_Raw data:_

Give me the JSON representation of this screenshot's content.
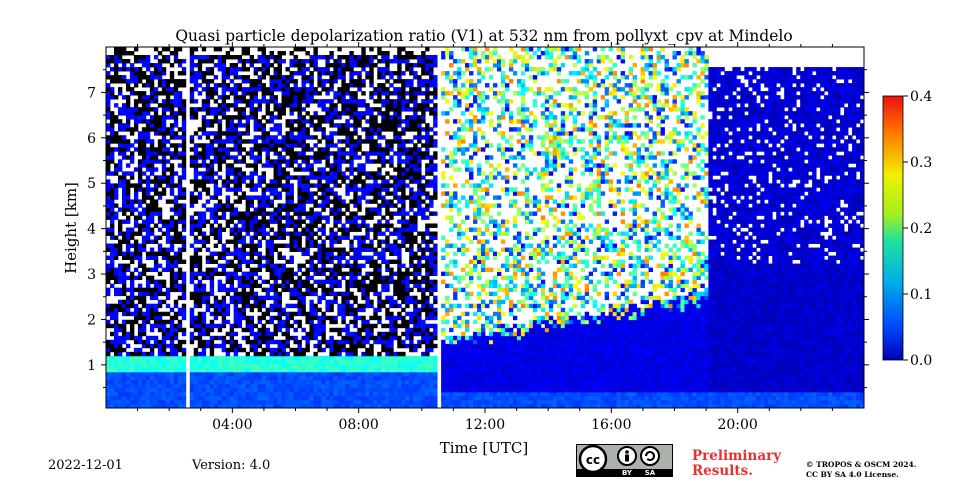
{
  "chart_data": {
    "type": "heatmap",
    "title": "Quasi particle depolarization ratio (V1) at 532 nm from pollyxt_cpv at Mindelo",
    "xlabel": "Time [UTC]",
    "ylabel": "Height [km]",
    "xlim_hours": [
      0,
      24
    ],
    "ylim_km": [
      0.05,
      8
    ],
    "x_ticks": [
      {
        "value": 4,
        "label": "04:00"
      },
      {
        "value": 8,
        "label": "08:00"
      },
      {
        "value": 12,
        "label": "12:00"
      },
      {
        "value": 16,
        "label": "16:00"
      },
      {
        "value": 20,
        "label": "20:00"
      }
    ],
    "y_ticks": [
      {
        "value": 1,
        "label": "1"
      },
      {
        "value": 2,
        "label": "2"
      },
      {
        "value": 3,
        "label": "3"
      },
      {
        "value": 4,
        "label": "4"
      },
      {
        "value": 5,
        "label": "5"
      },
      {
        "value": 6,
        "label": "6"
      },
      {
        "value": 7,
        "label": "7"
      }
    ],
    "colorbar": {
      "range": [
        0,
        0.4
      ],
      "ticks": [
        {
          "value": 0.0,
          "label": "0.0"
        },
        {
          "value": 0.1,
          "label": "0.1"
        },
        {
          "value": 0.2,
          "label": "0.2"
        },
        {
          "value": 0.3,
          "label": "0.3"
        },
        {
          "value": 0.4,
          "label": "0.4"
        }
      ],
      "colormap": "jet"
    },
    "features": {
      "data_gaps_hours": [
        2.5,
        10.5
      ],
      "cloud_period_hours": [
        0,
        10.5
      ],
      "layer_height_km": 1.0,
      "layer_value": 0.15,
      "dust_layer_value_range": [
        0.05,
        0.3
      ],
      "dust_period_hours": [
        10.5,
        19
      ]
    }
  },
  "footer": {
    "date": "2022-12-01",
    "version": "Version: 4.0",
    "preliminary_line1": "Preliminary",
    "preliminary_line2": "Results.",
    "copyright_line1": "© TROPOS & OSCM 2024.",
    "copyright_line2": "CC BY SA 4.0 License.",
    "cc_labels": [
      "BY",
      "SA"
    ]
  },
  "colors": {
    "background": "#ffffff",
    "preliminary": "#e8302f",
    "badge_bg": "#aab2ab"
  }
}
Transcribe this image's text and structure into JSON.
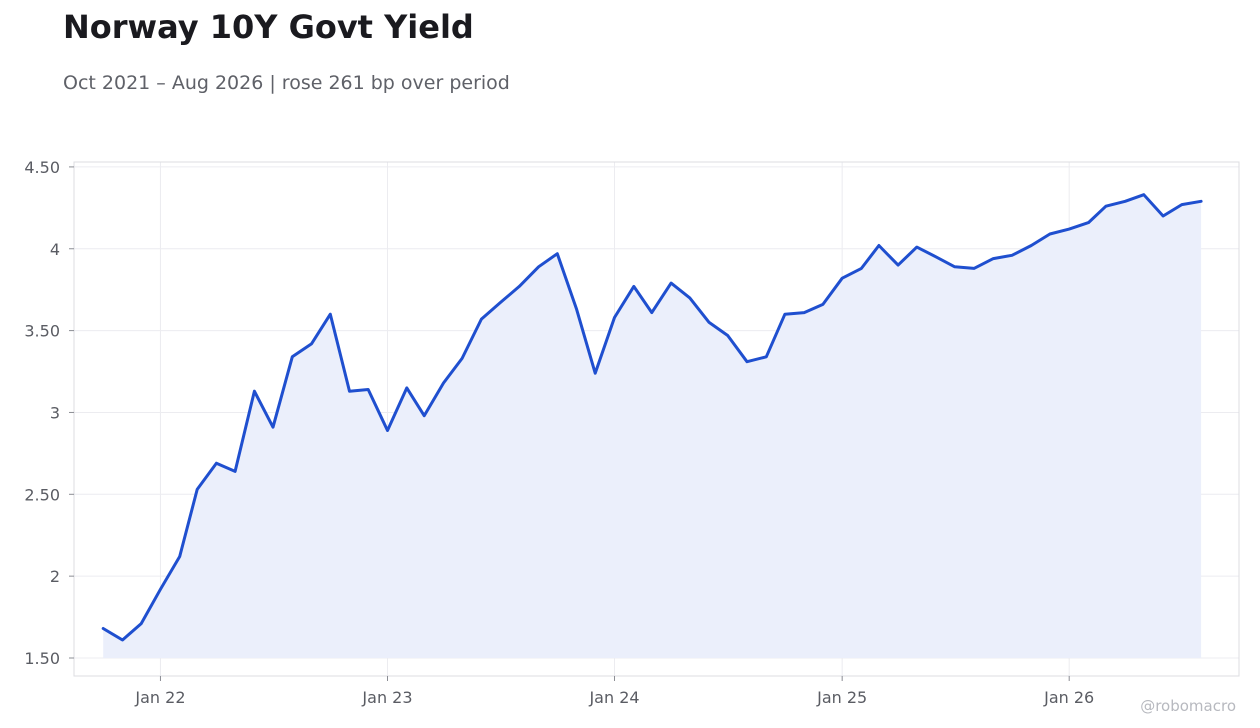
{
  "title": "Norway 10Y Govt Yield",
  "subtitle": "Oct 2021 – Aug 2026 | rose 261 bp over period",
  "watermark": "@robomacro",
  "colors": {
    "line": "#1f4fcf",
    "area": "#ebeffb",
    "grid": "#ececf0",
    "frame": "#dcdde2"
  },
  "chart_data": {
    "type": "line",
    "title": "Norway 10Y Govt Yield",
    "xlabel": "",
    "ylabel": "",
    "x_axis": "date",
    "x_tick_labels": [
      "Jan 22",
      "Jan 23",
      "Jan 24",
      "Jan 25",
      "Jan 26"
    ],
    "x_tick_dates": [
      "2022-01",
      "2023-01",
      "2024-01",
      "2025-01",
      "2026-01"
    ],
    "y_tick_labels": [
      "1.50",
      "2",
      "2.50",
      "3",
      "3.50",
      "4",
      "4.50"
    ],
    "y_tick_values": [
      1.5,
      2,
      2.5,
      3,
      3.5,
      4,
      4.5
    ],
    "ylim": [
      1.39,
      4.53
    ],
    "xlim": [
      "2021-08-15",
      "2026-10-01"
    ],
    "grid": true,
    "legend": "none",
    "fill_under_line": true,
    "series": [
      {
        "x": [
          "2021-10",
          "2021-11",
          "2021-12",
          "2022-01",
          "2022-02",
          "2022-03",
          "2022-04",
          "2022-05",
          "2022-06",
          "2022-07",
          "2022-08",
          "2022-09",
          "2022-10",
          "2022-11",
          "2022-12",
          "2023-01",
          "2023-02",
          "2023-03",
          "2023-04",
          "2023-05",
          "2023-06",
          "2023-07",
          "2023-08",
          "2023-09",
          "2023-10",
          "2023-11",
          "2023-12",
          "2024-01",
          "2024-02",
          "2024-03",
          "2024-04",
          "2024-05",
          "2024-06",
          "2024-07",
          "2024-08",
          "2024-09",
          "2024-10",
          "2024-11",
          "2024-12",
          "2025-01",
          "2025-02",
          "2025-03",
          "2025-04",
          "2025-05",
          "2025-06",
          "2025-07",
          "2025-08",
          "2025-09",
          "2025-10",
          "2025-11",
          "2025-12",
          "2026-01",
          "2026-02",
          "2026-03",
          "2026-04",
          "2026-05",
          "2026-06",
          "2026-07",
          "2026-08"
        ],
        "values": [
          1.68,
          1.61,
          1.71,
          1.92,
          2.12,
          2.53,
          2.69,
          2.64,
          3.13,
          2.91,
          3.34,
          3.42,
          3.6,
          3.13,
          3.14,
          2.89,
          3.15,
          2.98,
          3.18,
          3.33,
          3.57,
          3.67,
          3.77,
          3.89,
          3.97,
          3.63,
          3.24,
          3.58,
          3.77,
          3.61,
          3.79,
          3.7,
          3.55,
          3.47,
          3.31,
          3.34,
          3.6,
          3.61,
          3.66,
          3.82,
          3.88,
          4.02,
          3.9,
          4.01,
          3.95,
          3.89,
          3.88,
          3.94,
          3.96,
          4.02,
          4.09,
          4.12,
          4.16,
          4.26,
          4.29,
          4.33,
          4.2,
          4.27,
          4.29
        ]
      }
    ]
  }
}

_Set task:_
Using the data above, write out every line exactly, leaving the images behind.

_Written response:_
Give me the JSON representation of this screenshot's content.
{
  "chart_data": {
    "type": "heatmap",
    "title": "Quasi particle depolarization ratio (V1) at 532 nm from pollyxt_cpv at Mindelo",
    "xlabel": "Time [UTC]",
    "ylabel": "Height [km]",
    "xlim_hours": [
      0,
      24
    ],
    "ylim_km": [
      0.05,
      8
    ],
    "x_ticks": [
      {
        "value": 4,
        "label": "04:00"
      },
      {
        "value": 8,
        "label": "08:00"
      },
      {
        "value": 12,
        "label": "12:00"
      },
      {
        "value": 16,
        "label": "16:00"
      },
      {
        "value": 20,
        "label": "20:00"
      }
    ],
    "y_ticks": [
      {
        "value": 1,
        "label": "1"
      },
      {
        "value": 2,
        "label": "2"
      },
      {
        "value": 3,
        "label": "3"
      },
      {
        "value": 4,
        "label": "4"
      },
      {
        "value": 5,
        "label": "5"
      },
      {
        "value": 6,
        "label": "6"
      },
      {
        "value": 7,
        "label": "7"
      }
    ],
    "colorbar": {
      "range": [
        0,
        0.4
      ],
      "ticks": [
        {
          "value": 0.0,
          "label": "0.0"
        },
        {
          "value": 0.1,
          "label": "0.1"
        },
        {
          "value": 0.2,
          "label": "0.2"
        },
        {
          "value": 0.3,
          "label": "0.3"
        },
        {
          "value": 0.4,
          "label": "0.4"
        }
      ],
      "colormap": "jet"
    },
    "features": {
      "data_gaps_hours": [
        2.5,
        10.5
      ],
      "cloud_period_hours": [
        0,
        10.5
      ],
      "layer_height_km": 1.0,
      "layer_value": 0.15,
      "dust_layer_value_range": [
        0.05,
        0.3
      ],
      "dust_period_hours": [
        10.5,
        19
      ]
    }
  },
  "footer": {
    "date": "2022-12-01",
    "version": "Version: 4.0",
    "preliminary_line1": "Preliminary",
    "preliminary_line2": "Results.",
    "copyright_line1": "© TROPOS & OSCM 2024.",
    "copyright_line2": "CC BY SA 4.0 License.",
    "cc_labels": [
      "BY",
      "SA"
    ]
  },
  "colors": {
    "background": "#ffffff",
    "preliminary": "#e8302f",
    "badge_bg": "#aab2ab"
  }
}
Transcribe this image's text and structure into JSON.
{
  "title": "Norway 10Y Govt Yield",
  "subtitle": "Oct 2021 – Aug 2026 | rose 261 bp over period",
  "watermark": "@robomacro",
  "colors": {
    "line": "#1f4fcf",
    "area": "#ebeffb",
    "grid": "#ececf0",
    "frame": "#dcdde2"
  },
  "chart_data": {
    "type": "line",
    "title": "Norway 10Y Govt Yield",
    "xlabel": "",
    "ylabel": "",
    "x_axis": "date",
    "x_tick_labels": [
      "Jan 22",
      "Jan 23",
      "Jan 24",
      "Jan 25",
      "Jan 26"
    ],
    "x_tick_dates": [
      "2022-01",
      "2023-01",
      "2024-01",
      "2025-01",
      "2026-01"
    ],
    "y_tick_labels": [
      "1.50",
      "2",
      "2.50",
      "3",
      "3.50",
      "4",
      "4.50"
    ],
    "y_tick_values": [
      1.5,
      2,
      2.5,
      3,
      3.5,
      4,
      4.5
    ],
    "ylim": [
      1.39,
      4.53
    ],
    "xlim": [
      "2021-08-15",
      "2026-10-01"
    ],
    "grid": true,
    "legend": "none",
    "fill_under_line": true,
    "series": [
      {
        "x": [
          "2021-10",
          "2021-11",
          "2021-12",
          "2022-01",
          "2022-02",
          "2022-03",
          "2022-04",
          "2022-05",
          "2022-06",
          "2022-07",
          "2022-08",
          "2022-09",
          "2022-10",
          "2022-11",
          "2022-12",
          "2023-01",
          "2023-02",
          "2023-03",
          "2023-04",
          "2023-05",
          "2023-06",
          "2023-07",
          "2023-08",
          "2023-09",
          "2023-10",
          "2023-11",
          "2023-12",
          "2024-01",
          "2024-02",
          "2024-03",
          "2024-04",
          "2024-05",
          "2024-06",
          "2024-07",
          "2024-08",
          "2024-09",
          "2024-10",
          "2024-11",
          "2024-12",
          "2025-01",
          "2025-02",
          "2025-03",
          "2025-04",
          "2025-05",
          "2025-06",
          "2025-07",
          "2025-08",
          "2025-09",
          "2025-10",
          "2025-11",
          "2025-12",
          "2026-01",
          "2026-02",
          "2026-03",
          "2026-04",
          "2026-05",
          "2026-06",
          "2026-07",
          "2026-08"
        ],
        "values": [
          1.68,
          1.61,
          1.71,
          1.92,
          2.12,
          2.53,
          2.69,
          2.64,
          3.13,
          2.91,
          3.34,
          3.42,
          3.6,
          3.13,
          3.14,
          2.89,
          3.15,
          2.98,
          3.18,
          3.33,
          3.57,
          3.67,
          3.77,
          3.89,
          3.97,
          3.63,
          3.24,
          3.58,
          3.77,
          3.61,
          3.79,
          3.7,
          3.55,
          3.47,
          3.31,
          3.34,
          3.6,
          3.61,
          3.66,
          3.82,
          3.88,
          4.02,
          3.9,
          4.01,
          3.95,
          3.89,
          3.88,
          3.94,
          3.96,
          4.02,
          4.09,
          4.12,
          4.16,
          4.26,
          4.29,
          4.33,
          4.2,
          4.27,
          4.29
        ]
      }
    ]
  }
}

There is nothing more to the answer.